-- START OF Given data --
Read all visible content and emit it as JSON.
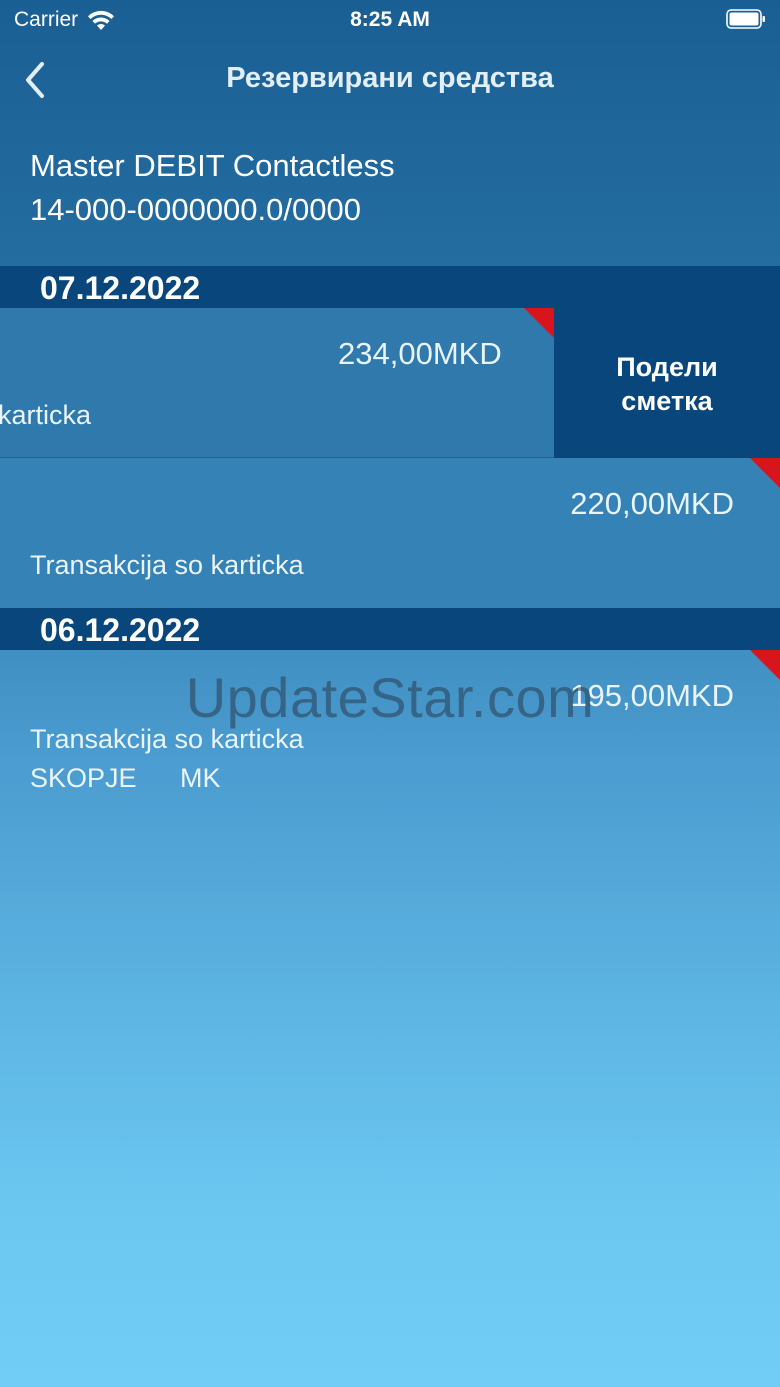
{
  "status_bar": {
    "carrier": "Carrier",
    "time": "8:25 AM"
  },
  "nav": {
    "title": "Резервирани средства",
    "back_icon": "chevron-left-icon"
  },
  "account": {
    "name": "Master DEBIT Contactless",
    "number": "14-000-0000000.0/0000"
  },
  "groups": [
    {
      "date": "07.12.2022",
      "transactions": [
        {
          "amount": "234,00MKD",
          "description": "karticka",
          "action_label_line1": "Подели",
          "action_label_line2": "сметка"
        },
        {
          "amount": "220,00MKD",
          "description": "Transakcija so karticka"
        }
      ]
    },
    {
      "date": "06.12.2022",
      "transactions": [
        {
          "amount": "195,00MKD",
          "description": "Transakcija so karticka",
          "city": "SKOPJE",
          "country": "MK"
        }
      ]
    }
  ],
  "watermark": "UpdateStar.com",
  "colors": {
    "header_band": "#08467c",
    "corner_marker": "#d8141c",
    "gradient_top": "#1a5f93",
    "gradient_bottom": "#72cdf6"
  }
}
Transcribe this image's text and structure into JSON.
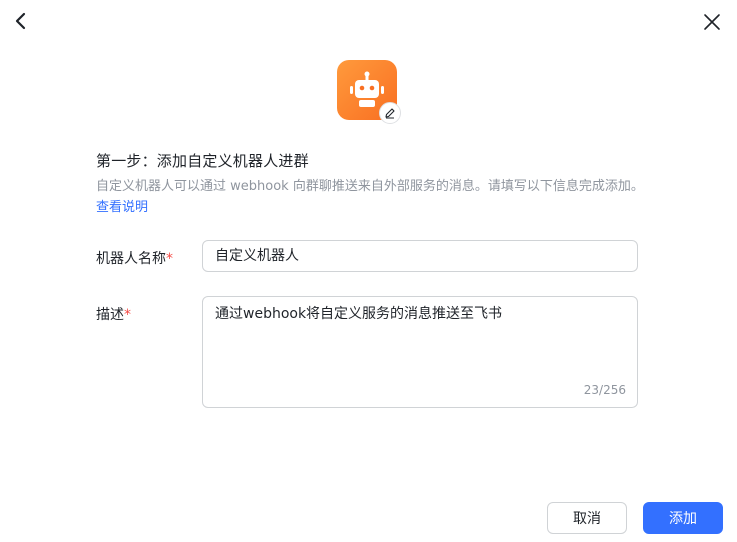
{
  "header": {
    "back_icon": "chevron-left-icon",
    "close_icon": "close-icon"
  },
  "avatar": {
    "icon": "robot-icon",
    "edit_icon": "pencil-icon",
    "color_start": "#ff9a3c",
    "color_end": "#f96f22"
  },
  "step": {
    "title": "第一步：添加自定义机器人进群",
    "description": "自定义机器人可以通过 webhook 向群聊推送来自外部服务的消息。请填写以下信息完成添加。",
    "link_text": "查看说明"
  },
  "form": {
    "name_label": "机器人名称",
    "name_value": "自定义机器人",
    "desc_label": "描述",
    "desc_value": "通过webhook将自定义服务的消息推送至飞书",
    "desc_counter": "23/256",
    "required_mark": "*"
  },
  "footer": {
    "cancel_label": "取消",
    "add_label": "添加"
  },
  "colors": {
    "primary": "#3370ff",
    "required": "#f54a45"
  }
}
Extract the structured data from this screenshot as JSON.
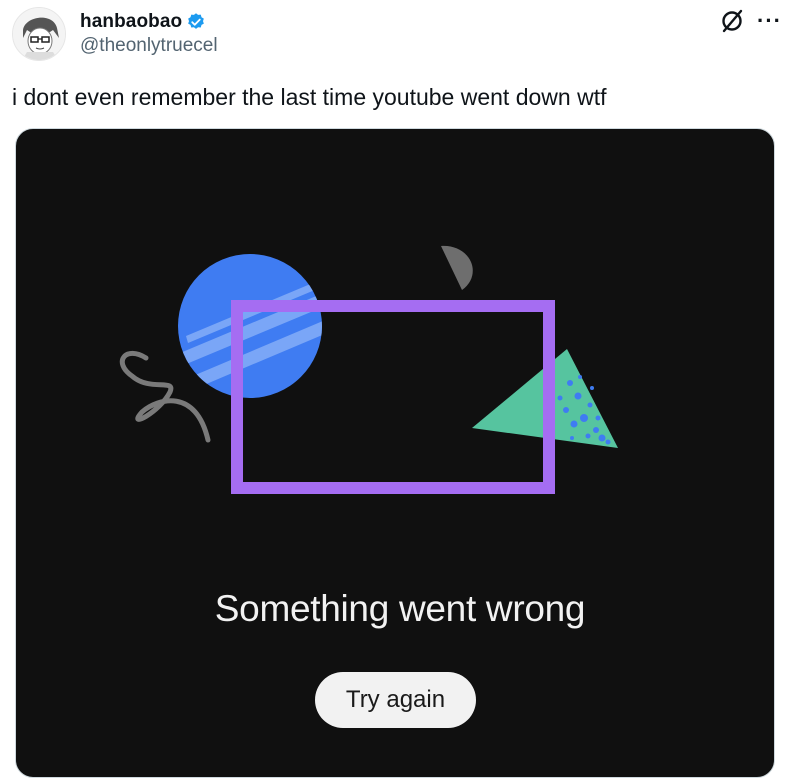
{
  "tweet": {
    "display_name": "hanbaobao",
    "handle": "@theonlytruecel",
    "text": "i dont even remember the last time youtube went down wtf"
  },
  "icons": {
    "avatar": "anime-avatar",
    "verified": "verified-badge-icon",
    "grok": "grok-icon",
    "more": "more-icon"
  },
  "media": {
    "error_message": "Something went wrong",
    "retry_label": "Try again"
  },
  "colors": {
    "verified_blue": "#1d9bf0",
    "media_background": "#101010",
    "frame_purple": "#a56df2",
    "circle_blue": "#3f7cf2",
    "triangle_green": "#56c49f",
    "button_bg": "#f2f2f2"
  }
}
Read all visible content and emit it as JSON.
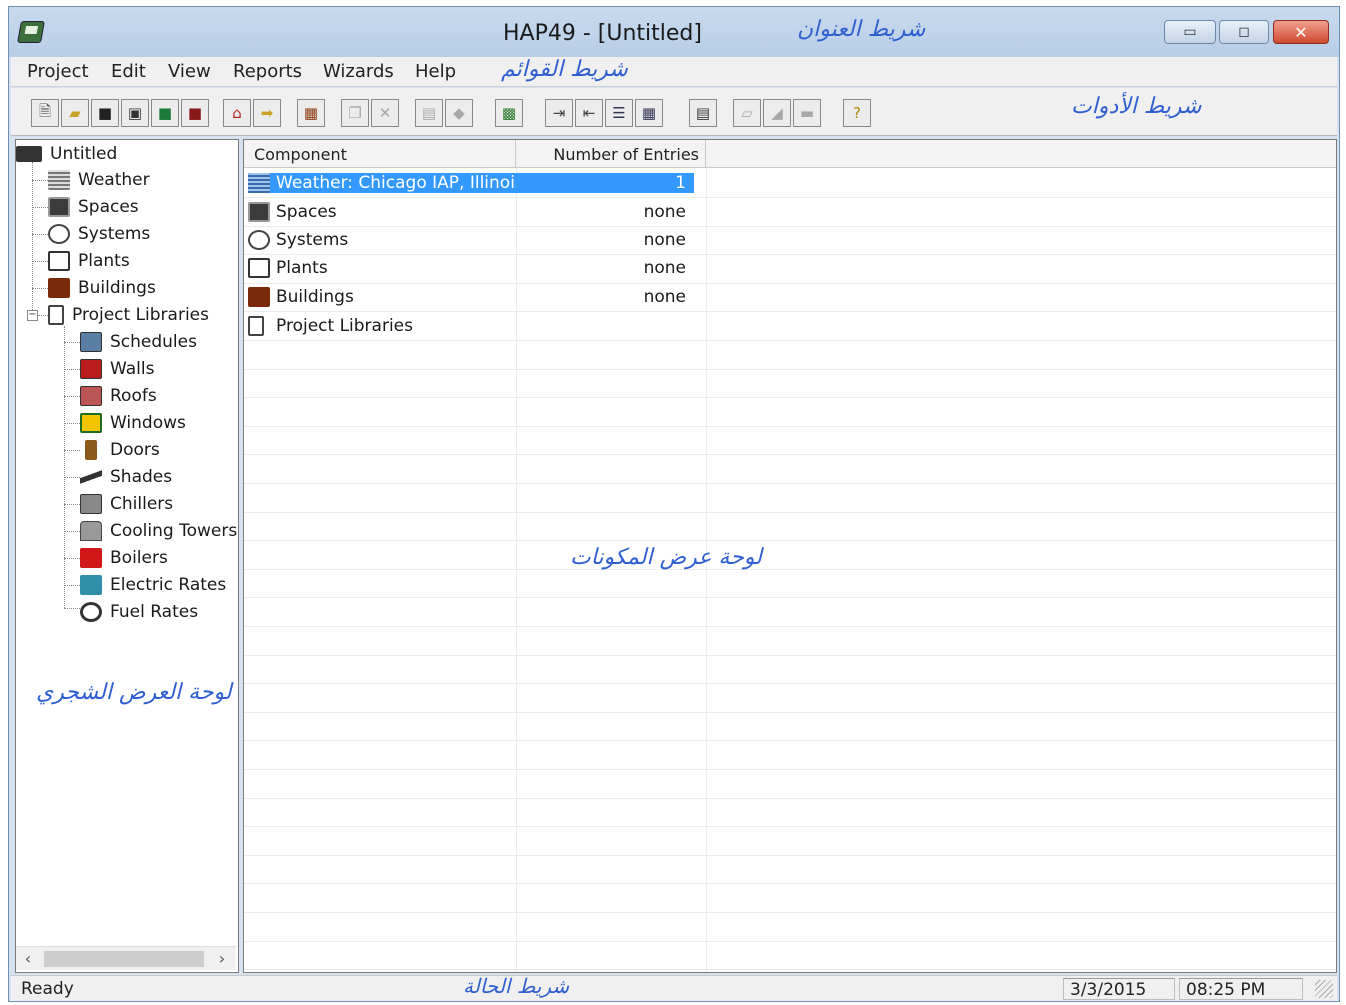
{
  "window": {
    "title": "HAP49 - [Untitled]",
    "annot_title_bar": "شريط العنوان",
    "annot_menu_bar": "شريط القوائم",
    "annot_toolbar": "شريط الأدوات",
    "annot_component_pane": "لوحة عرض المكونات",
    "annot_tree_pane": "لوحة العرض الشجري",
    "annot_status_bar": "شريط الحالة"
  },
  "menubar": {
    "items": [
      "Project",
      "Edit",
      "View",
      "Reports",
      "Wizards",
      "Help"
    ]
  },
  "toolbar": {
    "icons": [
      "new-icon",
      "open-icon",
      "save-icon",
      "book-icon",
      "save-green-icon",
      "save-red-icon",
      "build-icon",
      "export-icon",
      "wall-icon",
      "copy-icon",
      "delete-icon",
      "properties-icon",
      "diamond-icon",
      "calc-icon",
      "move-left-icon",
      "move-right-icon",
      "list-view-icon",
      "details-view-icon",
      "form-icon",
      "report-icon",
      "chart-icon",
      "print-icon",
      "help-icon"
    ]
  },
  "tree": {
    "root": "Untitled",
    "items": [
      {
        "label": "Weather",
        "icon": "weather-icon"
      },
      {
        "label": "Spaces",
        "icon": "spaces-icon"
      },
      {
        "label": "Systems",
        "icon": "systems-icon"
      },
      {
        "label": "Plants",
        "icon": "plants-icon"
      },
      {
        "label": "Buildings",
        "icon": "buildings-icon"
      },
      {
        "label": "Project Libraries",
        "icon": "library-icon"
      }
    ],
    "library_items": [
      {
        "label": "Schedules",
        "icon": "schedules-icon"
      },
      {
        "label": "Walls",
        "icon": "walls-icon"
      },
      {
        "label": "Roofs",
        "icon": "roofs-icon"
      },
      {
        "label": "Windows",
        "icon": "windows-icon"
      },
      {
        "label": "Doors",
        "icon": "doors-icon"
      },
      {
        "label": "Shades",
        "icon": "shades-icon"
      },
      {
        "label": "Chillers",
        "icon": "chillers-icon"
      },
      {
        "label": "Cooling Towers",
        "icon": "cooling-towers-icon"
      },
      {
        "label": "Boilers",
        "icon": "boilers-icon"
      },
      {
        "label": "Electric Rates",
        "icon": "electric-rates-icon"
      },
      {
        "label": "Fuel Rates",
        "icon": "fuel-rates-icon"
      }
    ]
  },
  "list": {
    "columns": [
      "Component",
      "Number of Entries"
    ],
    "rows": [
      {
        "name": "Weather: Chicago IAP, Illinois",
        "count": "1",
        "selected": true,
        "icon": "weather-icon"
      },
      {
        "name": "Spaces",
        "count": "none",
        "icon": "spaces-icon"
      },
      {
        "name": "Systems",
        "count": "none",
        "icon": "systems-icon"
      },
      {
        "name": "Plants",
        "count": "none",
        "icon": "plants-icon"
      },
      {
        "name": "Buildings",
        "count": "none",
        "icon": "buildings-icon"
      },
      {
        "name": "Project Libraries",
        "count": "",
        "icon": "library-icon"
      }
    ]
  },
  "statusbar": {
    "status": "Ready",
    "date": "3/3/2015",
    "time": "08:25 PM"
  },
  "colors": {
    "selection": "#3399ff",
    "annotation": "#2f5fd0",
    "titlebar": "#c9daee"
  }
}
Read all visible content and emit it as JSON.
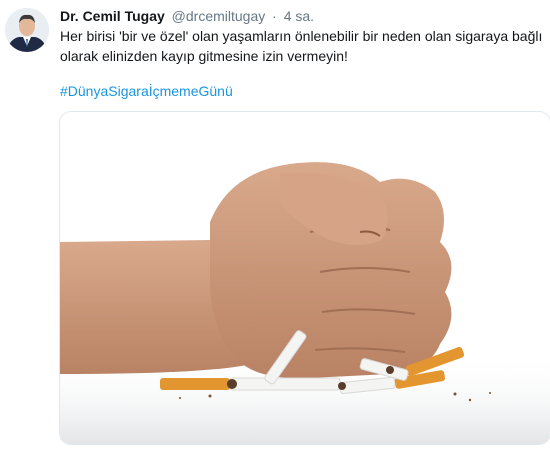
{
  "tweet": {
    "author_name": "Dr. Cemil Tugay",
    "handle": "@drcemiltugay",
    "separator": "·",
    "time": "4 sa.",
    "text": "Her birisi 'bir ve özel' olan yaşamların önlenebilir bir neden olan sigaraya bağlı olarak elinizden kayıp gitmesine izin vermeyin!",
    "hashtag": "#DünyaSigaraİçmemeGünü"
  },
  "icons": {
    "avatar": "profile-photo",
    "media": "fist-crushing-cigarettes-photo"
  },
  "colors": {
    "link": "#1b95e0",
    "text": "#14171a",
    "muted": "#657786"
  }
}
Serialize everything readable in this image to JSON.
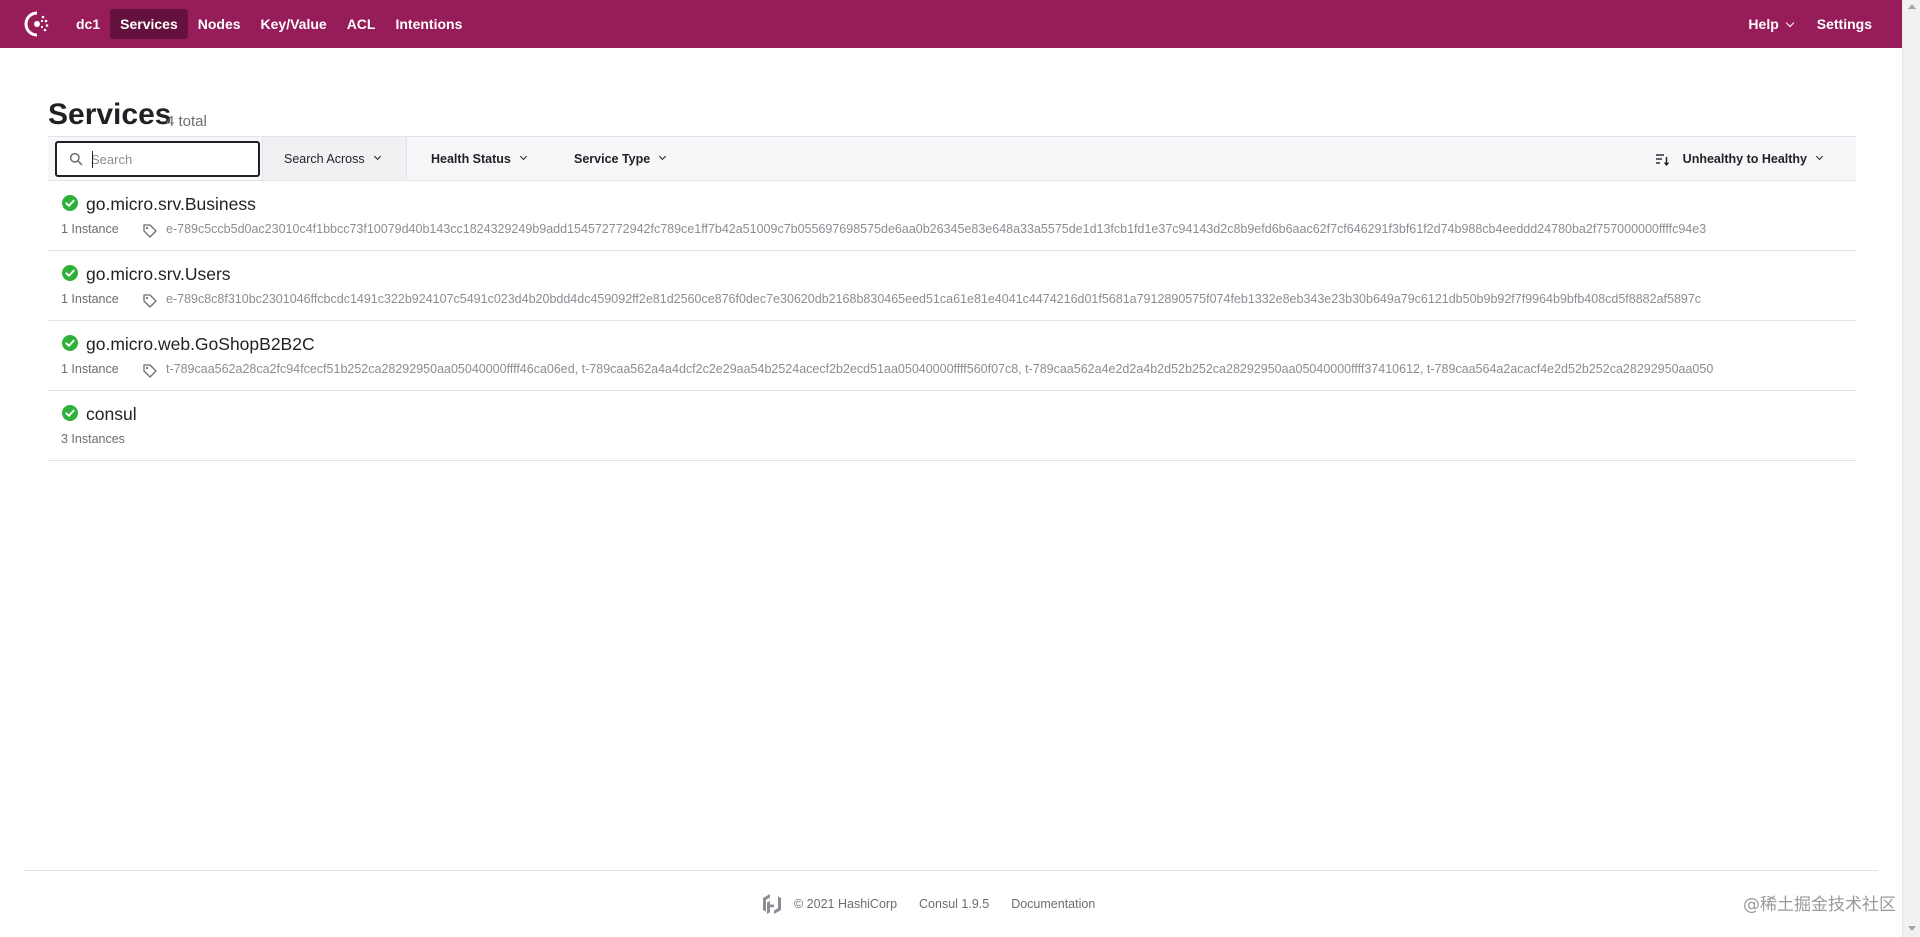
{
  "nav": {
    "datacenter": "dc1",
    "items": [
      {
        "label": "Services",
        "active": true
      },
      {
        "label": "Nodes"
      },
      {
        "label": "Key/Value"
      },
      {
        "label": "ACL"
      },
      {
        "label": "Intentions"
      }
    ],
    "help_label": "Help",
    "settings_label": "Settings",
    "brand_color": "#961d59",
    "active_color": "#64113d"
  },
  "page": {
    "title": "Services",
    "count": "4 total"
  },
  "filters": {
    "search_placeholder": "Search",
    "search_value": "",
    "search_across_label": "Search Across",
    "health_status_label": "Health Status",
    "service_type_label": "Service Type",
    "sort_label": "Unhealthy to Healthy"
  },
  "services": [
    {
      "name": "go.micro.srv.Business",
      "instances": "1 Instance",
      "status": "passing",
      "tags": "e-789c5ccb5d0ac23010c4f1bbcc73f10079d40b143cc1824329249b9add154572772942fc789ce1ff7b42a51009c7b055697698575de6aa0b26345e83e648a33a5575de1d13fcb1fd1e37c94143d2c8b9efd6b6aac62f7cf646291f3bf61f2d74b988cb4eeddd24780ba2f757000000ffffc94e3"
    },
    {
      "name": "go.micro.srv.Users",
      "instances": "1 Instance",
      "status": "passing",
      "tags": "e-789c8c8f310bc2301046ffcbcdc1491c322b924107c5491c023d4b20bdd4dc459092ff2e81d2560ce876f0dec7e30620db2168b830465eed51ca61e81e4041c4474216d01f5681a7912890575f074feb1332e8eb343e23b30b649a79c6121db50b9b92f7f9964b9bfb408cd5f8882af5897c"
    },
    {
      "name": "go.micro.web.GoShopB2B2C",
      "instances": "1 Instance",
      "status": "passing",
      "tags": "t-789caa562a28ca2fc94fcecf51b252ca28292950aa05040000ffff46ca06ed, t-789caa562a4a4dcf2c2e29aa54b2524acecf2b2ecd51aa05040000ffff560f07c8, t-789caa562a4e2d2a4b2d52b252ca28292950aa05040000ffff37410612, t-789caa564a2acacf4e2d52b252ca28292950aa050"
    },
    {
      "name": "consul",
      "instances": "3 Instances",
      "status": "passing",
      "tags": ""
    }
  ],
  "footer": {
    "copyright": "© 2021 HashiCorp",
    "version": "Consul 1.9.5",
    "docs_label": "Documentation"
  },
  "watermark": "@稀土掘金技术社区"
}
-- END OF Given data --
Problem statement | Gather each line in the data that holds the string "handle".

Answer to the task |
    "handle": "@theonlytruecel",
    "handle": "@drcemiltugay",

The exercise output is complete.